>>

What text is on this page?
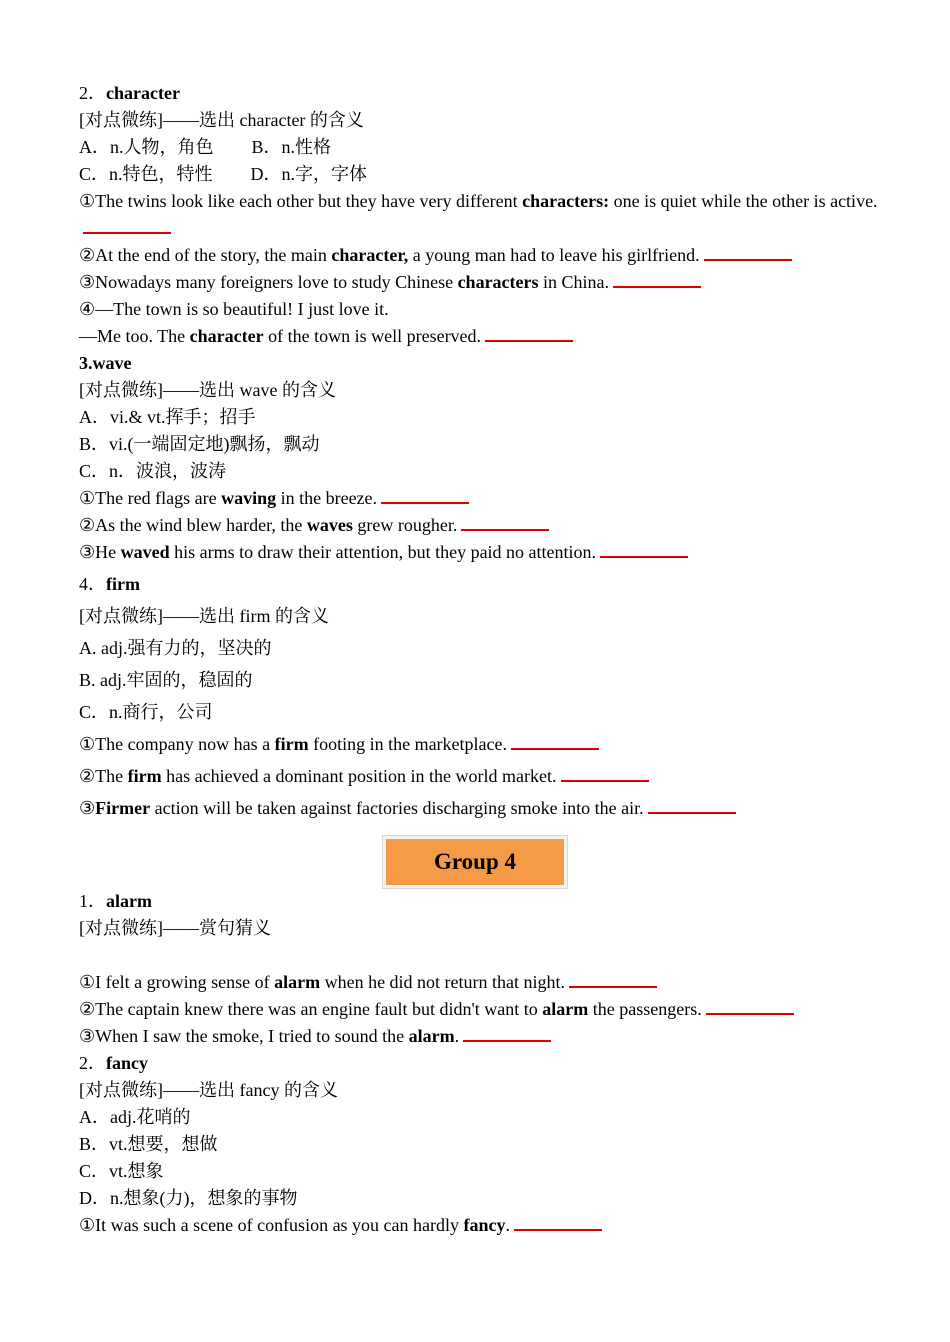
2．character
[对点微练]——选出 character 的含义
A．n.人物，角色 B．n.性格
C．n.特色，特性 D．n.字，字体
①The twins look like each other but they have very different characters: one is quiet while the other is active.
②At the end of the story, the main character, a young man had to leave his girlfriend.
③Nowadays many foreigners love to study Chinese characters in China.
④—The town is so beautiful! I just love it.
—Me too. The character of the town is well preserved.
3.wave
[对点微练]——选出 wave 的含义
A．vi.& vt.挥手；招手
B．vi.(一端固定地)飘扬，飘动
C．n．波浪，波涛
①The red flags are waving in the breeze.
②As the wind blew harder, the waves grew rougher.
③He waved his arms to draw their attention, but they paid no attention.
4．firm
[对点微练]——选出 firm 的含义
A. adj.强有力的，坚决的
B. adj.牢固的，稳固的
C．n.商行，公司
①The company now has a firm footing in the marketplace.
②The firm has achieved a dominant position in the world market.
③Firmer action will be taken against factories discharging smoke into the air.
Group 4
1．alarm
[对点微练]——赏句猜义
①I felt a growing sense of alarm when he did not return that night.
②The captain knew there was an engine fault but didn't want to alarm the passengers.
③When I saw the smoke, I tried to sound the alarm.
2．fancy
[对点微练]——选出 fancy 的含义
A．adj.花哨的
B．vt.想要，想做
C．vt.想象
D．n.想象(力)，想象的事物
①It was such a scene of confusion as you can hardly fancy.
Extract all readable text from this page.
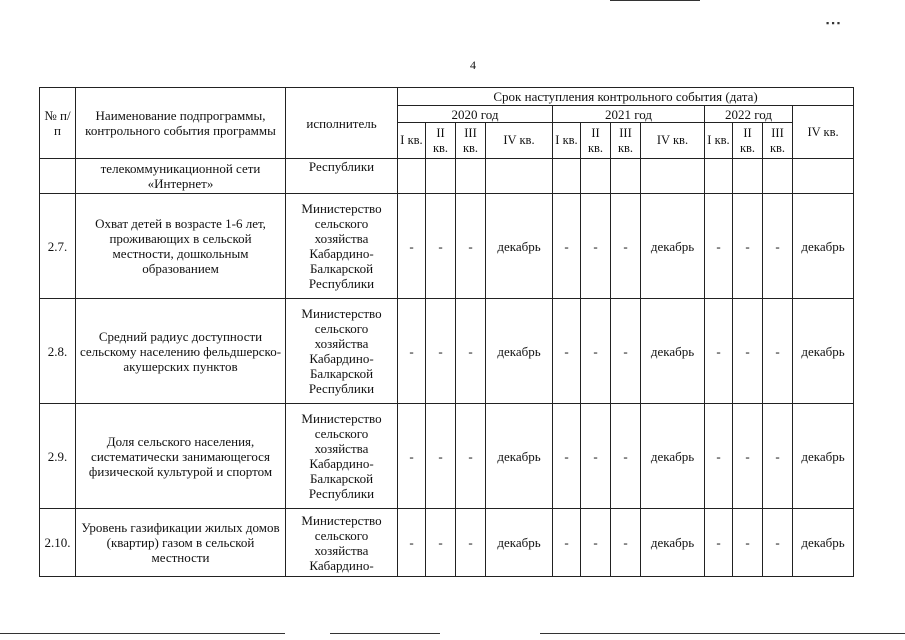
▪ ▪ ▪
4
№ п/п	Наименование подпрограммы, контрольного события программы	исполнитель	Срок наступления контрольного события (дата)											
			2020 год				2021 год				2022 год			IV кв.
			I кв.	II кв.	III кв.	IV кв.	I кв.	II кв.	III кв.	IV кв.	I кв.	II кв.	III кв.	

	телекоммуникационной сети «Интернет»	Республики												
2.7.	Охват детей в возрасте 1-6 лет, проживающих в сельской местности, дошкольным образованием	Министерство сельского хозяйства Кабардино-Балкарской Республики	-	-	-	декабрь	-	-	-	декабрь	-	-	-	декабрь
2.8.	Средний радиус доступности сельскому населению фельдшерско-акушерских пунктов	Министерство сельского хозяйства Кабардино-Балкарской Республики	-	-	-	декабрь	-	-	-	декабрь	-	-	-	декабрь
2.9.	Доля сельского населения, систематически занимающегося физической культурой и спортом	Министерство сельского хозяйства Кабардино-Балкарской Республики	-	-	-	декабрь	-	-	-	декабрь	-	-	-	декабрь
2.10.	Уровень газификации жилых домов (квартир) газом в сельской местности	Министерство сельского хозяйства Кабардино-	-	-	-	декабрь	-	-	-	декабрь	-	-	-	декабрь
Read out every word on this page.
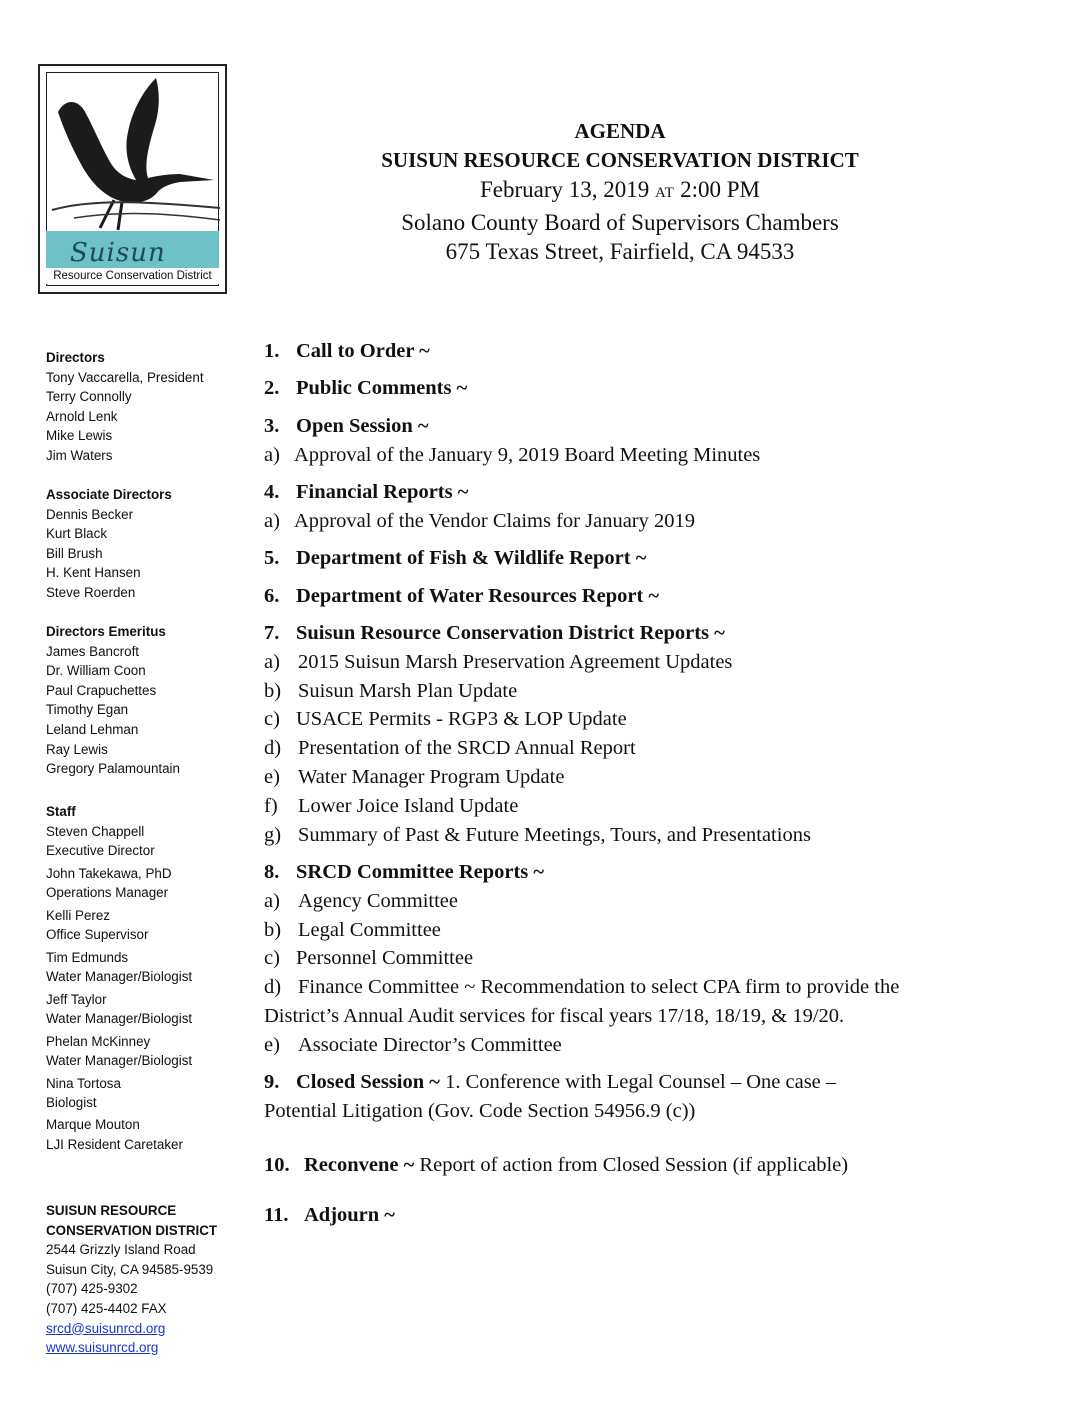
Suisun
Resource Conservation District
AGENDA
SUISUN RESOURCE CONSERVATION DISTRICT
February 13, 2019 AT 2:00 PM
Solano County Board of Supervisors Chambers
675 Texas Street, Fairfield, CA 94533
Directors
Tony Vaccarella, President
Terry Connolly
Arnold Lenk
Mike Lewis
Jim Waters
Associate Directors
Dennis Becker
Kurt Black
Bill Brush
H. Kent Hansen
Steve Roerden
Directors Emeritus
James Bancroft
Dr. William Coon
Paul Crapuchettes
Timothy Egan
Leland Lehman
Ray Lewis
Gregory Palamountain
Staff
Steven Chappell
Executive Director
John Takekawa, PhD
Operations Manager
Kelli Perez
Office Supervisor
Tim Edmunds
Water Manager/Biologist
Jeff Taylor
Water Manager/Biologist
Phelan McKinney
Water Manager/Biologist
Nina Tortosa
Biologist
Marque Mouton
LJI Resident Caretaker
SUISUN RESOURCE
CONSERVATION DISTRICT
2544 Grizzly Island Road
Suisun City, CA 94585-9539
(707) 425-9302
(707) 425-4402 FAX
srcd@suisunrcd.org
www.suisunrcd.org
1. Call to Order ~
2. Public Comments ~
3. Open Session ~
a) Approval of the January 9, 2019 Board Meeting Minutes
4. Financial Reports ~
a) Approval of the Vendor Claims for January 2019
5. Department of Fish & Wildlife Report ~
6. Department of Water Resources Report ~
7. Suisun Resource Conservation District Reports ~
a) 2015 Suisun Marsh Preservation Agreement Updates
b) Suisun Marsh Plan Update
c) USACE Permits - RGP3 & LOP Update
d) Presentation of the SRCD Annual Report
e) Water Manager Program Update
f) Lower Joice Island Update
g) Summary of Past & Future Meetings, Tours, and Presentations
8. SRCD Committee Reports ~
a) Agency Committee
b) Legal Committee
c) Personnel Committee
d) Finance Committee ~ Recommendation to select CPA firm to provide the
District’s Annual Audit services for fiscal years 17/18, 18/19, & 19/20.
e) Associate Director’s Committee
9. Closed Session ~ 1. Conference with Legal Counsel – One case –
Potential Litigation (Gov. Code Section 54956.9 (c))
10. Reconvene ~ Report of action from Closed Session (if applicable)
11. Adjourn ~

<<

Pull out and copy each line containing the string "Island".

2544 Grizzly Island Road
f) Lower Joice Island Update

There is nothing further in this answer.